-------- Data to use

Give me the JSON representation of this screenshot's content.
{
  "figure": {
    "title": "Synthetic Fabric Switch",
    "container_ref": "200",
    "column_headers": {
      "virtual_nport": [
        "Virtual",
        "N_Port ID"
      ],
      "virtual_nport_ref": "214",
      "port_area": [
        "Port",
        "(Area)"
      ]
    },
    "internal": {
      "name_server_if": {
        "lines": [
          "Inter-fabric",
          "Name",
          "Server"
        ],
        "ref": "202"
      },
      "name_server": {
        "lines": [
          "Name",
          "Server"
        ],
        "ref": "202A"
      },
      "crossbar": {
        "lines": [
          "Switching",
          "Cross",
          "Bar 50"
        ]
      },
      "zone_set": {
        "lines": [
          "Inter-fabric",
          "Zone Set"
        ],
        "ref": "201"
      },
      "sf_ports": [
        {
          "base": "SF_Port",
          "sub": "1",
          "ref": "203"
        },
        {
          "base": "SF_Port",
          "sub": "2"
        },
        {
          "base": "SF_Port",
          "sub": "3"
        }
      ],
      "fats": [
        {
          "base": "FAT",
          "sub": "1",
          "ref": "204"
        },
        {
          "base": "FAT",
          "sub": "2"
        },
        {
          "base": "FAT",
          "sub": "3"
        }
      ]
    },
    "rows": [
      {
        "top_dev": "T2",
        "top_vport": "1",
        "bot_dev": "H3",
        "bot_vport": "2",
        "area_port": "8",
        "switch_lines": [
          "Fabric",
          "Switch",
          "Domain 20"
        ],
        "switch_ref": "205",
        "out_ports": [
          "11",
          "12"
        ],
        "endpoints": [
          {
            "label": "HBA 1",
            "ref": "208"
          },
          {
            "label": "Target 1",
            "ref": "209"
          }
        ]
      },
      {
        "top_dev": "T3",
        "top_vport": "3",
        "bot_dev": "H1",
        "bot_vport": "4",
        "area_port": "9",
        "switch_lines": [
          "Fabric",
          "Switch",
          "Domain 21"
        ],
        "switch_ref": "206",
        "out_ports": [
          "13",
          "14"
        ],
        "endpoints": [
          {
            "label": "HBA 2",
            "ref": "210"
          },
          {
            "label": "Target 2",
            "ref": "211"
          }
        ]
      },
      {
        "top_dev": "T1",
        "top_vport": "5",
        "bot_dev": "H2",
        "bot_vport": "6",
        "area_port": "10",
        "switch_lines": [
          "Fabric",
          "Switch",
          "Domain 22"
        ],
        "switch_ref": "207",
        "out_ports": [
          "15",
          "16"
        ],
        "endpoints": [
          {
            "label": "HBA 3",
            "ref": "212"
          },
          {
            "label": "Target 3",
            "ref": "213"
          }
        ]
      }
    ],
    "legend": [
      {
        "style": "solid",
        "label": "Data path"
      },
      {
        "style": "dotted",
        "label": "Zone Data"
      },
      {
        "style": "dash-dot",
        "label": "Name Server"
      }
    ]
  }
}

----------------

** What is expected **
Your task is to repeat the data exactly, with nothing left out.

** Solution to this exercise **
Give me the JSON representation of this screenshot's content.
{
  "figure": {
    "title": "Synthetic Fabric Switch",
    "container_ref": "200",
    "column_headers": {
      "virtual_nport": [
        "Virtual",
        "N_Port ID"
      ],
      "virtual_nport_ref": "214",
      "port_area": [
        "Port",
        "(Area)"
      ]
    },
    "internal": {
      "name_server_if": {
        "lines": [
          "Inter-fabric",
          "Name",
          "Server"
        ],
        "ref": "202"
      },
      "name_server": {
        "lines": [
          "Name",
          "Server"
        ],
        "ref": "202A"
      },
      "crossbar": {
        "lines": [
          "Switching",
          "Cross",
          "Bar 50"
        ]
      },
      "zone_set": {
        "lines": [
          "Inter-fabric",
          "Zone Set"
        ],
        "ref": "201"
      },
      "sf_ports": [
        {
          "base": "SF_Port",
          "sub": "1",
          "ref": "203"
        },
        {
          "base": "SF_Port",
          "sub": "2"
        },
        {
          "base": "SF_Port",
          "sub": "3"
        }
      ],
      "fats": [
        {
          "base": "FAT",
          "sub": "1",
          "ref": "204"
        },
        {
          "base": "FAT",
          "sub": "2"
        },
        {
          "base": "FAT",
          "sub": "3"
        }
      ]
    },
    "rows": [
      {
        "top_dev": "T2",
        "top_vport": "1",
        "bot_dev": "H3",
        "bot_vport": "2",
        "area_port": "8",
        "switch_lines": [
          "Fabric",
          "Switch",
          "Domain 20"
        ],
        "switch_ref": "205",
        "out_ports": [
          "11",
          "12"
        ],
        "endpoints": [
          {
            "label": "HBA 1",
            "ref": "208"
          },
          {
            "label": "Target 1",
            "ref": "209"
          }
        ]
      },
      {
        "top_dev": "T3",
        "top_vport": "3",
        "bot_dev": "H1",
        "bot_vport": "4",
        "area_port": "9",
        "switch_lines": [
          "Fabric",
          "Switch",
          "Domain 21"
        ],
        "switch_ref": "206",
        "out_ports": [
          "13",
          "14"
        ],
        "endpoints": [
          {
            "label": "HBA 2",
            "ref": "210"
          },
          {
            "label": "Target 2",
            "ref": "211"
          }
        ]
      },
      {
        "top_dev": "T1",
        "top_vport": "5",
        "bot_dev": "H2",
        "bot_vport": "6",
        "area_port": "10",
        "switch_lines": [
          "Fabric",
          "Switch",
          "Domain 22"
        ],
        "switch_ref": "207",
        "out_ports": [
          "15",
          "16"
        ],
        "endpoints": [
          {
            "label": "HBA 3",
            "ref": "212"
          },
          {
            "label": "Target 3",
            "ref": "213"
          }
        ]
      }
    ],
    "legend": [
      {
        "style": "solid",
        "label": "Data path"
      },
      {
        "style": "dotted",
        "label": "Zone Data"
      },
      {
        "style": "dash-dot",
        "label": "Name Server"
      }
    ]
  }
}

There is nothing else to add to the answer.